= Given exercise =
Where a line below holds the string "سامانه", copy that line.

-- BEGIN --

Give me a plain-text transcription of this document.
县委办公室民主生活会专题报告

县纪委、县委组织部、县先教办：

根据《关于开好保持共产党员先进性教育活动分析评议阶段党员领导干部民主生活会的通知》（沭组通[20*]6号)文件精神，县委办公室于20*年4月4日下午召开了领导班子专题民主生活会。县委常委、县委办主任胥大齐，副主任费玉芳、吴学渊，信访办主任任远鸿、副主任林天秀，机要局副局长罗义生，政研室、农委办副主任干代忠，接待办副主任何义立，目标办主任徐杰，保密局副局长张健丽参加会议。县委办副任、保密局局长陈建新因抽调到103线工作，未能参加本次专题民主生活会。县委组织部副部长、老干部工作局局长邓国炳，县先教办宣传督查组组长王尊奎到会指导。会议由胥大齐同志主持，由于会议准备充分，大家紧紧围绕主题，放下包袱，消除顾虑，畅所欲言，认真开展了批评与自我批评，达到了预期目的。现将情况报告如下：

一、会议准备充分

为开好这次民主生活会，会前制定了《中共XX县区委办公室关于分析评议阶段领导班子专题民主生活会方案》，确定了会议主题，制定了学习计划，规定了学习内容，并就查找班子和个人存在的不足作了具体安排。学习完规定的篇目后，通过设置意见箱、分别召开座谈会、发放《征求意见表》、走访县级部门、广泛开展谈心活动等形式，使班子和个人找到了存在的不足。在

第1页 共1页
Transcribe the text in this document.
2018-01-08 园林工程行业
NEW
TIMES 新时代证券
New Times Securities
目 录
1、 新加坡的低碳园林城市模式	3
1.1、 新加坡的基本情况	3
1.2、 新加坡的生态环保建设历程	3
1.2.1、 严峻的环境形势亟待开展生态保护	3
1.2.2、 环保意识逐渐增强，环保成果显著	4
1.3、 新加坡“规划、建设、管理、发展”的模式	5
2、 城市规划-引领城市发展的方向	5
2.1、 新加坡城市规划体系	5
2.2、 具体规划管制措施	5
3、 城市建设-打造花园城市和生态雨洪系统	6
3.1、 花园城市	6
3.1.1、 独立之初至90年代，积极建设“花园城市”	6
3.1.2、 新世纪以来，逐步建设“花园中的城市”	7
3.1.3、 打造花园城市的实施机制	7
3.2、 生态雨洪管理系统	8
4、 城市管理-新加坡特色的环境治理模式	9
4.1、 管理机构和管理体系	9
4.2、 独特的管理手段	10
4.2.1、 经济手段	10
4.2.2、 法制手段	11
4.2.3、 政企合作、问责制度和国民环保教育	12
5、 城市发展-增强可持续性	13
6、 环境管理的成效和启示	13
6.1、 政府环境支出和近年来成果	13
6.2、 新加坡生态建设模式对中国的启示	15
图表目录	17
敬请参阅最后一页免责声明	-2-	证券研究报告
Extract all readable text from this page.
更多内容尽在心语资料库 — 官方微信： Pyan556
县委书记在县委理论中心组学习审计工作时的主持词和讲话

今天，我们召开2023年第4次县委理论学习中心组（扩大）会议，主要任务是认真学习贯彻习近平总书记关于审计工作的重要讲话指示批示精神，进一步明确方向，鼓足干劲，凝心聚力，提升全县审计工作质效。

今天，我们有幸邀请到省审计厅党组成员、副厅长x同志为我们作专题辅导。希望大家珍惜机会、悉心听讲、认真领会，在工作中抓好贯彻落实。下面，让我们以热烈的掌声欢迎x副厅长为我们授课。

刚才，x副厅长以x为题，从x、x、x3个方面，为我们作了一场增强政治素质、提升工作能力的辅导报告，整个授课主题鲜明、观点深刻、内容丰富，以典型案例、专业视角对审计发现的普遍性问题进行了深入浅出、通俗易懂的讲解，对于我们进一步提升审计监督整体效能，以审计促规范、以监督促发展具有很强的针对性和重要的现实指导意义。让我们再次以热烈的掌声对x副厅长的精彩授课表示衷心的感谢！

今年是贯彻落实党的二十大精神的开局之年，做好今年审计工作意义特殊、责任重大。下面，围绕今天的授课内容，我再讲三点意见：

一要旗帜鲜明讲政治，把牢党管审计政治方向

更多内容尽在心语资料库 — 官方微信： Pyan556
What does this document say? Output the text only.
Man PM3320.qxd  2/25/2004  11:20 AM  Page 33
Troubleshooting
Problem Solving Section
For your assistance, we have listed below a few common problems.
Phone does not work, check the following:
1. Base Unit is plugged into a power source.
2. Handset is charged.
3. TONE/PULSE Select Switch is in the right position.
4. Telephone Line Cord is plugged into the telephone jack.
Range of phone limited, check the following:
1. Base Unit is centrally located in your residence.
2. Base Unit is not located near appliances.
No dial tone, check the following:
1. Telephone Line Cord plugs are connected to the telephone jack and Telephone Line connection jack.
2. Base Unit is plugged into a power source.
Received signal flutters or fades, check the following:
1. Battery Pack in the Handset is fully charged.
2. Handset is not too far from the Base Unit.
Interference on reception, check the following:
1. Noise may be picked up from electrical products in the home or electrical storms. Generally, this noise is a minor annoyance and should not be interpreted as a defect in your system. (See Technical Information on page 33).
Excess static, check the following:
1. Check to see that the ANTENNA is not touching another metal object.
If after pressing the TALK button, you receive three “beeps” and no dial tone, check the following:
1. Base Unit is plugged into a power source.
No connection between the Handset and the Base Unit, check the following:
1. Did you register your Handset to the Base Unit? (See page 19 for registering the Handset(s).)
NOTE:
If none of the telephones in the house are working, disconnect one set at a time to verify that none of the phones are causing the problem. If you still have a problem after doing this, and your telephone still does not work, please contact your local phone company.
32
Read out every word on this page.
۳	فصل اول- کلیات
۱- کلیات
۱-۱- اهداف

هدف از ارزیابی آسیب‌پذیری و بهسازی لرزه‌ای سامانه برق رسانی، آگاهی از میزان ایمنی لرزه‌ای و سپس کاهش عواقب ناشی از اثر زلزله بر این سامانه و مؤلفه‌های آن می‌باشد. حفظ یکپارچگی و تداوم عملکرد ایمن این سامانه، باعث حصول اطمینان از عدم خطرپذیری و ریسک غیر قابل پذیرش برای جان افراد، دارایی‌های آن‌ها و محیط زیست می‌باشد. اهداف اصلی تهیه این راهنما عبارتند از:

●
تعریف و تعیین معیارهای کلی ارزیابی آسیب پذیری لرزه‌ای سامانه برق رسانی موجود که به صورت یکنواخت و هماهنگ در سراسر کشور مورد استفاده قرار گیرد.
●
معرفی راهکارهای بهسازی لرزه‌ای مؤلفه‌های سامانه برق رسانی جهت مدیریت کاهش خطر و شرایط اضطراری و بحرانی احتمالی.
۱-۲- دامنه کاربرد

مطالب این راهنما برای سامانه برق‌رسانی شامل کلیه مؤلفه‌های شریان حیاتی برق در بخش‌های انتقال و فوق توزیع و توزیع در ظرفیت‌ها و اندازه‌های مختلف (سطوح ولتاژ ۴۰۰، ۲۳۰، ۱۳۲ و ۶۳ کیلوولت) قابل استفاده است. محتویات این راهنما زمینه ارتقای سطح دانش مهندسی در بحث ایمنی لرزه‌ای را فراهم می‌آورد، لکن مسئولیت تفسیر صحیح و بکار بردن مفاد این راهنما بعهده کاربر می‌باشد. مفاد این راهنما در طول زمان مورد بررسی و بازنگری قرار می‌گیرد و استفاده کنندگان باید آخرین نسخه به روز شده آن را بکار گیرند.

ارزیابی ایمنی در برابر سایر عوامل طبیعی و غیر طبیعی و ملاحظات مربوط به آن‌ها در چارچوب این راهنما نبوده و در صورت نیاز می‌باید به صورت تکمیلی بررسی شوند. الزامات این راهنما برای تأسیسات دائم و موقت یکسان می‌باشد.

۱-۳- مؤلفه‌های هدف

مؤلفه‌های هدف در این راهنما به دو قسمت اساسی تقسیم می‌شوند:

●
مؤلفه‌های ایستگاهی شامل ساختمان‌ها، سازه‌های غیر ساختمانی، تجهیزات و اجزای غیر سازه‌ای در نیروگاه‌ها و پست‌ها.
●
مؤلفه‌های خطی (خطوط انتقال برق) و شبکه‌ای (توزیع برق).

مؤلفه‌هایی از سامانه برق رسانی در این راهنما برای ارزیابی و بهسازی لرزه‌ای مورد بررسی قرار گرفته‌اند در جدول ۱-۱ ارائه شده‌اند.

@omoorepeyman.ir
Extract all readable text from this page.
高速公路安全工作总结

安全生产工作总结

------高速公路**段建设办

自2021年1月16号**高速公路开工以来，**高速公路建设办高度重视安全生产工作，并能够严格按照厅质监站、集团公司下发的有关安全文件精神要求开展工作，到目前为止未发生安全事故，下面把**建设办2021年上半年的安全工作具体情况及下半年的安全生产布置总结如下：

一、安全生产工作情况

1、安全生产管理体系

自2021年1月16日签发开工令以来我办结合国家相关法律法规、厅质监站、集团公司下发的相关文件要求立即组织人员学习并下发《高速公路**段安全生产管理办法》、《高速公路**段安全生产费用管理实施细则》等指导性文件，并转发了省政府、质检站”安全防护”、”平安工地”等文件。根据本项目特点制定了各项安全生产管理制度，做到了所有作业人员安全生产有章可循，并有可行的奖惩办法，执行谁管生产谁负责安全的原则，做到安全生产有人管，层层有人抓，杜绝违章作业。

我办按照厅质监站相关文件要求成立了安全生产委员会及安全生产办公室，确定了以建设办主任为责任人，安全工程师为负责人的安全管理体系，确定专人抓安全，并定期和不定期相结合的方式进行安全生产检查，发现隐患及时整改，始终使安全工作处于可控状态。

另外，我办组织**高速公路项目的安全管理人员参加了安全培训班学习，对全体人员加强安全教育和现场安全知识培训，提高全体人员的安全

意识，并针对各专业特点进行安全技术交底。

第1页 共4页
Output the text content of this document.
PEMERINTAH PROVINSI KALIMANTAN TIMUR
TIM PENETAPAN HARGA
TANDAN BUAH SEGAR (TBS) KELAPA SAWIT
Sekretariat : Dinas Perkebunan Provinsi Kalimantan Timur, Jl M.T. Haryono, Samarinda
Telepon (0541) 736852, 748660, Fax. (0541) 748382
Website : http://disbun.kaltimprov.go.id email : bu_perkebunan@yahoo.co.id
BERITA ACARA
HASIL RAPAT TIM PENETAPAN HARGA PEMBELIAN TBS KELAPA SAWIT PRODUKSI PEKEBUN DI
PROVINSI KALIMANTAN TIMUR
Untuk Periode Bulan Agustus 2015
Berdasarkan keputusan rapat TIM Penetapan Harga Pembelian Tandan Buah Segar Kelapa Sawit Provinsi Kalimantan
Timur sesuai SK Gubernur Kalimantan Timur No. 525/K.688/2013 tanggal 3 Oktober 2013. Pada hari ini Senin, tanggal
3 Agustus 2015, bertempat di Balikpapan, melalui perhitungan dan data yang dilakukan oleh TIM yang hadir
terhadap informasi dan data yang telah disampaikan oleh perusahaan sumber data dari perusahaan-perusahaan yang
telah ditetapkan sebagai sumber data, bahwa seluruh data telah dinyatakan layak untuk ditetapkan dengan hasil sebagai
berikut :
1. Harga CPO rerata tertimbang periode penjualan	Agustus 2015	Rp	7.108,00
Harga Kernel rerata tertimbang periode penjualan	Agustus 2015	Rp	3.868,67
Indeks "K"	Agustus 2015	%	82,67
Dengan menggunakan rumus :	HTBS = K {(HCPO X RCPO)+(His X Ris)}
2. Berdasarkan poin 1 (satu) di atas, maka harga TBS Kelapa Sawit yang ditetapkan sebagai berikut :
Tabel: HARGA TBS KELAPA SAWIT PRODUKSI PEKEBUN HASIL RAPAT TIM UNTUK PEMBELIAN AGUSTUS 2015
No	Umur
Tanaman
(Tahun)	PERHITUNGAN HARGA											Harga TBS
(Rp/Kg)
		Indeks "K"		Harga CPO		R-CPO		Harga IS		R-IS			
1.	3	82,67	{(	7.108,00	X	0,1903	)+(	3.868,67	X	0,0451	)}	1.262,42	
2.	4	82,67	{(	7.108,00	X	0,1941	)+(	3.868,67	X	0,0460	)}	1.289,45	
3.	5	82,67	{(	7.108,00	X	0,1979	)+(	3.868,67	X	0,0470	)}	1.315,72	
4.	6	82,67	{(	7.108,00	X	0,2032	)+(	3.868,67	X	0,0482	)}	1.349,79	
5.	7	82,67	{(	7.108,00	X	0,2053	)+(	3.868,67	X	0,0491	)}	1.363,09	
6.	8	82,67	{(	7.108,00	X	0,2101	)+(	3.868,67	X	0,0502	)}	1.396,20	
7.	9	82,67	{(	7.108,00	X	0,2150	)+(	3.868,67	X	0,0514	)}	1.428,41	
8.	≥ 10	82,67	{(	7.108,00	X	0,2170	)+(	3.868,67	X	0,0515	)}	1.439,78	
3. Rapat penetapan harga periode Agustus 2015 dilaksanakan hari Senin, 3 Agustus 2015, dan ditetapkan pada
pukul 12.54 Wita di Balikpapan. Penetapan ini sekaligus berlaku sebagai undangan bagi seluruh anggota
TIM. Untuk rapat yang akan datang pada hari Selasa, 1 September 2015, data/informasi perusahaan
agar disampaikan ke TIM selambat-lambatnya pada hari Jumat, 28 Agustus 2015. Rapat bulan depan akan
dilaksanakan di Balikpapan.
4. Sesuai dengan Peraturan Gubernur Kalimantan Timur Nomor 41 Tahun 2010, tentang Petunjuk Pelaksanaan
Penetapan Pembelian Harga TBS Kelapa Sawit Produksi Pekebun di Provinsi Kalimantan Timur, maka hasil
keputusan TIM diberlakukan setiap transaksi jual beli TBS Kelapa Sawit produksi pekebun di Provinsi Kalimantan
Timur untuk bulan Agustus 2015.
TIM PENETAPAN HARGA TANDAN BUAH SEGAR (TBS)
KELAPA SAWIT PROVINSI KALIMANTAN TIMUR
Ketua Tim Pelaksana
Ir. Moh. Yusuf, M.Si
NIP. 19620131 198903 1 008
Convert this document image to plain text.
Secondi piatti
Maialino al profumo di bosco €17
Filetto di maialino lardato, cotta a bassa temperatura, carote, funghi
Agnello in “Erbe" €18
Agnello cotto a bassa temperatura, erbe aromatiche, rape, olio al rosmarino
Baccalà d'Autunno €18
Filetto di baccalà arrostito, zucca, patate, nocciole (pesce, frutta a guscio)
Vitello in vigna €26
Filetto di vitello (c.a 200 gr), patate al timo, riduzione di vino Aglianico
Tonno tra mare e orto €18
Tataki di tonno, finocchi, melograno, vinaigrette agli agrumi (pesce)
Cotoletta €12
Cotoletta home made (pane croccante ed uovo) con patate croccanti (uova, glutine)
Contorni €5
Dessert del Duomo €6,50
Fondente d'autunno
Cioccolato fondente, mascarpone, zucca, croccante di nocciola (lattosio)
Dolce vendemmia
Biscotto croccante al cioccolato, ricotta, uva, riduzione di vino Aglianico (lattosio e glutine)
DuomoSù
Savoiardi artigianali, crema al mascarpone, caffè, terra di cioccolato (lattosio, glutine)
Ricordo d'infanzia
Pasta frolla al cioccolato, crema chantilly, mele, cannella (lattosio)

-- END --

= Output below =
هدف از ارزیابی آسیب‌پذیری و بهسازی لرزه‌ای سامانه برق رسانی، آگاهی از میزان ایمنی لرزه‌ای و سپس کاهش عواقب ناشی از اثر زلزله بر این سامانه و مؤلفه‌های آن می‌باشد. حفظ یکپارچگی و تداوم عملکرد ایمن این سامانه، باعث حصول اطمینان از عدم خطرپذیری و ریسک غیر قابل پذیرش برای جان افراد، دارایی‌های آن‌ها و محیط زیست می‌باشد. اهداف اصلی تهیه این راهنما عبارتند از:
تعریف و تعیین معیارهای کلی ارزیابی آسیب پذیری لرزه‌ای سامانه برق رسانی موجود که به صورت یکنواخت و هماهنگ در سراسر کشور مورد استفاده قرار گیرد.
معرفی راهکارهای بهسازی لرزه‌ای مؤلفه‌های سامانه برق رسانی جهت مدیریت کاهش خطر و شرایط اضطراری و بحرانی احتمالی.
مطالب این راهنما برای سامانه برق‌رسانی شامل کلیه مؤلفه‌های شریان حیاتی برق در بخش‌های انتقال و فوق توزیع و توزیع در ظرفیت‌ها و اندازه‌های مختلف (سطوح ولتاژ ۴۰۰، ۲۳۰، ۱۳۲ و ۶۳ کیلوولت) قابل استفاده است. محتویات این راهنما زمینه ارتقای سطح دانش مهندسی در بحث ایمنی لرزه‌ای را فراهم می‌آورد، لکن مسئولیت تفسیر صحیح و بکار بردن مفاد این راهنما بعهده کاربر می‌باشد. مفاد این راهنما در طول زمان مورد بررسی و بازنگری قرار می‌گیرد و استفاده کنندگان باید آخرین نسخه به روز شده آن را بکار گیرند.
مؤلفه‌هایی از سامانه برق رسانی در این راهنما برای ارزیابی و بهسازی لرزه‌ای مورد بررسی قرار گرفته‌اند در جدول ۱-۱ ارائه شده‌اند.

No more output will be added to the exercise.